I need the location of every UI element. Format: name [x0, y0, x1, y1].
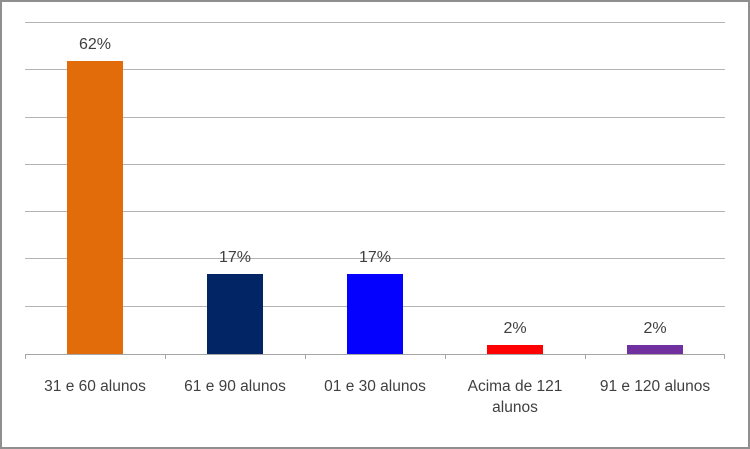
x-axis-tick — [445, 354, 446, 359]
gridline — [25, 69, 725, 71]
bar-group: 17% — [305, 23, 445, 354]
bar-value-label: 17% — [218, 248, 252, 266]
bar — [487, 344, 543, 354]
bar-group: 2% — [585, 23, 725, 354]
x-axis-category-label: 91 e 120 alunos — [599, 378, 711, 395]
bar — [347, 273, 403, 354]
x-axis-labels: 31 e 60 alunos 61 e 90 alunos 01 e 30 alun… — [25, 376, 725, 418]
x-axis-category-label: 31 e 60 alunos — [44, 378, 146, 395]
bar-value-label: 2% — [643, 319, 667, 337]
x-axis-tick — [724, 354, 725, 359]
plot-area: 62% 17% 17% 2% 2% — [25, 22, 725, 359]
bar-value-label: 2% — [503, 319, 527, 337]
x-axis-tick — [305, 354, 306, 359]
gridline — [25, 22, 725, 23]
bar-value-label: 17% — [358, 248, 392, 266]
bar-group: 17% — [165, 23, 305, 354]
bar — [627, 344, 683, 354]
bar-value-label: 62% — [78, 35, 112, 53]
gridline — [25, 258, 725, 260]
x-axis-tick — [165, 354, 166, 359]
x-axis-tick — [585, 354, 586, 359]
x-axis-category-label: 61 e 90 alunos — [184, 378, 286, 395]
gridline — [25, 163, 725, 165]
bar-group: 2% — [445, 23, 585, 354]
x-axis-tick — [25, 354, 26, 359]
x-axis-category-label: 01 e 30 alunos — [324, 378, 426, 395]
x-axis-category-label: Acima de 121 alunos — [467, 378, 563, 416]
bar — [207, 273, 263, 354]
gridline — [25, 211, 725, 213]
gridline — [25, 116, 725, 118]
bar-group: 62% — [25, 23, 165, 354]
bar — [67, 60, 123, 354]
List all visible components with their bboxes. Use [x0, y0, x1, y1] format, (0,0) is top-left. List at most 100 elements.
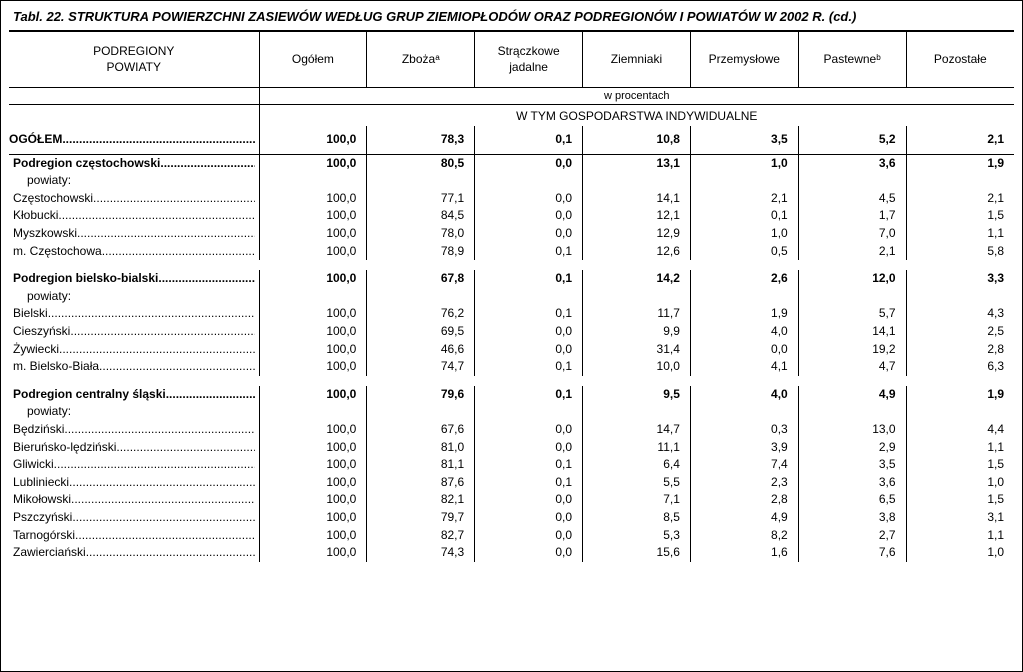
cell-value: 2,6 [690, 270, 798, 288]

PROMPT
Return every line of the items above verbatim, keeping their order. Omit the pictures.

TASK ANSWER
I need the location of every UI element. Format: name [x0, y0, x1, y1].
x-axis-tick — [445, 354, 446, 359]
gridline — [25, 69, 725, 71]
bar-group: 17% — [305, 23, 445, 354]
bar-value-label: 17% — [218, 248, 252, 266]
bar — [487, 344, 543, 354]
bar-group: 2% — [585, 23, 725, 354]
x-axis-category-label: 91 e 120 alunos — [599, 378, 711, 395]
bar — [347, 273, 403, 354]
x-axis-labels: 31 e 60 alunos 61 e 90 alunos 01 e 30 alun… — [25, 376, 725, 418]
x-axis-category-label: 31 e 60 alunos — [44, 378, 146, 395]
bar-value-label: 2% — [643, 319, 667, 337]
x-axis-tick — [724, 354, 725, 359]
plot-area: 62% 17% 17% 2% 2% — [25, 22, 725, 359]
bar-value-label: 2% — [503, 319, 527, 337]
x-axis-tick — [305, 354, 306, 359]
gridline — [25, 22, 725, 23]
bar-value-label: 17% — [358, 248, 392, 266]
bar-group: 17% — [165, 23, 305, 354]
bar — [627, 344, 683, 354]
bar-value-label: 62% — [78, 35, 112, 53]
gridline — [25, 258, 725, 260]
x-axis-tick — [165, 354, 166, 359]
x-axis-tick — [585, 354, 586, 359]
x-axis-category-label: 61 e 90 alunos — [184, 378, 286, 395]
gridline — [25, 163, 725, 165]
bar-group: 2% — [445, 23, 585, 354]
x-axis-tick — [25, 354, 26, 359]
x-axis-category-label: 01 e 30 alunos — [324, 378, 426, 395]
x-axis-category-label: Acima de 121 alunos — [467, 378, 563, 416]
bar — [207, 273, 263, 354]
gridline — [25, 211, 725, 213]
gridline — [25, 116, 725, 118]
bar-group: 62% — [25, 23, 165, 354]
bar — [67, 60, 123, 354]
List all visible components with their bboxes. Use [x0, y0, x1, y1] format, (0,0) is top-left. List at most 100 elements.
cell-value: 2,6 [690, 270, 798, 288]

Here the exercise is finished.